Reyes’s project, “Food Security Through R’Pantry,” is focused on food pantry outreach and will involve coordinating students, volunteers, and community support. She will initiate educational campaigns focused on educating people on the importance of eating well and having access to food.  The goal of the campaign is to help reduce the stigma for students struggling with food insecurity.

“My project will be focusing on raising awareness of on- and off-campus resources to help students get immediate relief and help, including but not limited to R’Pantry,” Reyes said. “This will be through structured social media campaigns, events, and information distribution in order to get more students involved in utilizing resources and also helping through volunteering or donations. The process for this will incorporate diverse students at every step, in order to make sure that the interests of the students are being fairly represented in where the efforts are going and how the money is being spent. Finally, these different events will target the stigma attached to student food insecurity, in coordination with other mental and physical health groups and organizations on campus.”

Reyes is excited to work on her project because, she said, it is going to allow her to “magnify the voices of students who are struggling with a previously invisible issue.”

“As someone who suffers from food insecurity, I want to empower others on campus to raise their voices and challenge the stigma attached to this major problem,” said Reyes, who expects to graduate in 2016 with a bachelor’s degree in political science, and perhaps a minor in law and society. “Tackling this stigma and relieving people of that burden is the most exciting thing to me.”

Claudia Villegas is an undergraduate student at UC Riverside. Photo courtesy of Claudia Villegas.

Claudia Villegas is an undergraduate student at UC Riverside. Photo courtesy of Claudia Villegas.

Villegas’s project, “Seeds and Trees Parent-Child Program,” will promote sustainable agriculture and the consumption of nutrient rich food utilizing UCR’s community garden. Her project will include workshops and activities that reach out to students, local youth, and parents.  The goal is to leverage the UCR community garden to participate in providing long-term societal benefits through transmitting advanced knowledge, discovering new knowledge, and functioning as an active working repository of organized knowledge.

“This project will offer parents the tools, support and information they need to make healthier choices while instilling healthy eating habits in children that will last a lifetime,” said Villegas, a senior who is majoring in psychology.
━━━━
**PROBLEM REQUIREMENTS**
In the passage about the student projects, what is the name of Villegas's project? Rely solely on the passage about the student projects and bring in no outside information.

**DATA FOR REVIEW**
━━━━
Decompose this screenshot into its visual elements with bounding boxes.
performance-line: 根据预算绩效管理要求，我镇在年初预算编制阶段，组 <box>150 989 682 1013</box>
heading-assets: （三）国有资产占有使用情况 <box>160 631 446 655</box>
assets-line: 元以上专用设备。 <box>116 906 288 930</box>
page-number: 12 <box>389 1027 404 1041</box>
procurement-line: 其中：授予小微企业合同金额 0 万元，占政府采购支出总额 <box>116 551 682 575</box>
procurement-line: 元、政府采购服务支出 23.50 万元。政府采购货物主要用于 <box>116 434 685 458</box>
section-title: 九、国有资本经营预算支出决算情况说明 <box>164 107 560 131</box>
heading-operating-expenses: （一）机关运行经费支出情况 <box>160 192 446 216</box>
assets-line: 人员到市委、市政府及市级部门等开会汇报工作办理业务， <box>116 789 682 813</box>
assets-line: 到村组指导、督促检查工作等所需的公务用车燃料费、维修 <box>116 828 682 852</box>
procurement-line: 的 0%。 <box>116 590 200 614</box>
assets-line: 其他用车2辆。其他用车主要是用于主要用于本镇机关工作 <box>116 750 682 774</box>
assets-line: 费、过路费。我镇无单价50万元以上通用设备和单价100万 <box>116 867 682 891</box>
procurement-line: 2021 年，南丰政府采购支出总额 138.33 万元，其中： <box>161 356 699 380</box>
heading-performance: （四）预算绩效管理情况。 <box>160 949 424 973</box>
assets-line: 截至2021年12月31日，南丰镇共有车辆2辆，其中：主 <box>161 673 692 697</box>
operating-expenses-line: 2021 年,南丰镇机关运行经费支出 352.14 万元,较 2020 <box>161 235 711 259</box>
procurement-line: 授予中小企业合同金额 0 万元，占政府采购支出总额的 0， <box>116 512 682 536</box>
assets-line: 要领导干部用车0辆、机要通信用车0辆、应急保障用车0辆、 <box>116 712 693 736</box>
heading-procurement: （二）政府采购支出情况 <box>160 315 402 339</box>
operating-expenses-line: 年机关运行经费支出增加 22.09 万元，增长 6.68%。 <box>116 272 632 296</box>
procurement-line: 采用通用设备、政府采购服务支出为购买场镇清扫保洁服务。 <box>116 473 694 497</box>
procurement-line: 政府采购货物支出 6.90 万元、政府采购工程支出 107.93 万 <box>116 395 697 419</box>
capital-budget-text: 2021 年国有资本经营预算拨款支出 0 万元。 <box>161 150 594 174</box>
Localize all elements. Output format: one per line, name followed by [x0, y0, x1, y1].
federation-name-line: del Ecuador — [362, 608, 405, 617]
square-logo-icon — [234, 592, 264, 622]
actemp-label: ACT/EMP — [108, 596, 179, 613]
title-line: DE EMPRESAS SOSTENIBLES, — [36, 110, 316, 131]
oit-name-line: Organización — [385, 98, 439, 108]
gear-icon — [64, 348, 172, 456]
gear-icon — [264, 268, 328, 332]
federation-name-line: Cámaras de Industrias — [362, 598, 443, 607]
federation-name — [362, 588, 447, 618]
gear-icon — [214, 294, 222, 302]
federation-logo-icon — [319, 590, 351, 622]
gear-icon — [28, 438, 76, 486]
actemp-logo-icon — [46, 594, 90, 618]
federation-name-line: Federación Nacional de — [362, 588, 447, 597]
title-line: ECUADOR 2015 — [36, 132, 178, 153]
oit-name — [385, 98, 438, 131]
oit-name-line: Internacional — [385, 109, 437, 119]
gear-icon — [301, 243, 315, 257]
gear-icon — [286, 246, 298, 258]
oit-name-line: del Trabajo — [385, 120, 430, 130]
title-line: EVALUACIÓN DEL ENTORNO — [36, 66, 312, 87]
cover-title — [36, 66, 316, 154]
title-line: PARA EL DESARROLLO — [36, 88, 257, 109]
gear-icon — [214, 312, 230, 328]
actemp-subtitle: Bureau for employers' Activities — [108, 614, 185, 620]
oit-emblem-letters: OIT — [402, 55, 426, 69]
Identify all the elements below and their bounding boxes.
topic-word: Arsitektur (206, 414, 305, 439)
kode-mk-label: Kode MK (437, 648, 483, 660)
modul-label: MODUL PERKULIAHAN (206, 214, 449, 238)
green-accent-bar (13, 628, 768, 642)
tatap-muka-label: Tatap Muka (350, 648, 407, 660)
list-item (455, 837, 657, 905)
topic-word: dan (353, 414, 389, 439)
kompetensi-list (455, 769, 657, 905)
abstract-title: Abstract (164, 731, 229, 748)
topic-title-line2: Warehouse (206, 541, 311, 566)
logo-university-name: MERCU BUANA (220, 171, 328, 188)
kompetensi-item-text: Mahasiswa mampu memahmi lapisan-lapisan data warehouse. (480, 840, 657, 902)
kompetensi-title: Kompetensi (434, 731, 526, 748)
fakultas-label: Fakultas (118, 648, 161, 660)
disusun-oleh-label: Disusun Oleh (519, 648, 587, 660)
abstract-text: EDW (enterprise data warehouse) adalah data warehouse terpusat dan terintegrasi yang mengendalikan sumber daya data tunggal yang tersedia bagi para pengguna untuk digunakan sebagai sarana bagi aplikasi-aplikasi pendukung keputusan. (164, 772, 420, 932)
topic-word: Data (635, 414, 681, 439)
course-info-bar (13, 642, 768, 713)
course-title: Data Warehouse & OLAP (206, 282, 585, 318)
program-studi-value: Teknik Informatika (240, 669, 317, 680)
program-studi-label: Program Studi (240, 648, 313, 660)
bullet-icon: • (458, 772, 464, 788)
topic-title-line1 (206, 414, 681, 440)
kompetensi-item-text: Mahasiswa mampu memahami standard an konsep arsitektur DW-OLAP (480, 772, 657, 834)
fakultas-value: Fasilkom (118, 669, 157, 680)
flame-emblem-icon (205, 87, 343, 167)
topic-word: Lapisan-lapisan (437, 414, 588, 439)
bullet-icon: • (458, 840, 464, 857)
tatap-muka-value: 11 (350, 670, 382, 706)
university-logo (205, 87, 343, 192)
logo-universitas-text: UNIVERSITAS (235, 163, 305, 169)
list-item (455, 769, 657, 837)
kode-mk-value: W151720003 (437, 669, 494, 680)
━━━━
**TASK ANSWER**
"Seeds and Trees Parent-Child Program"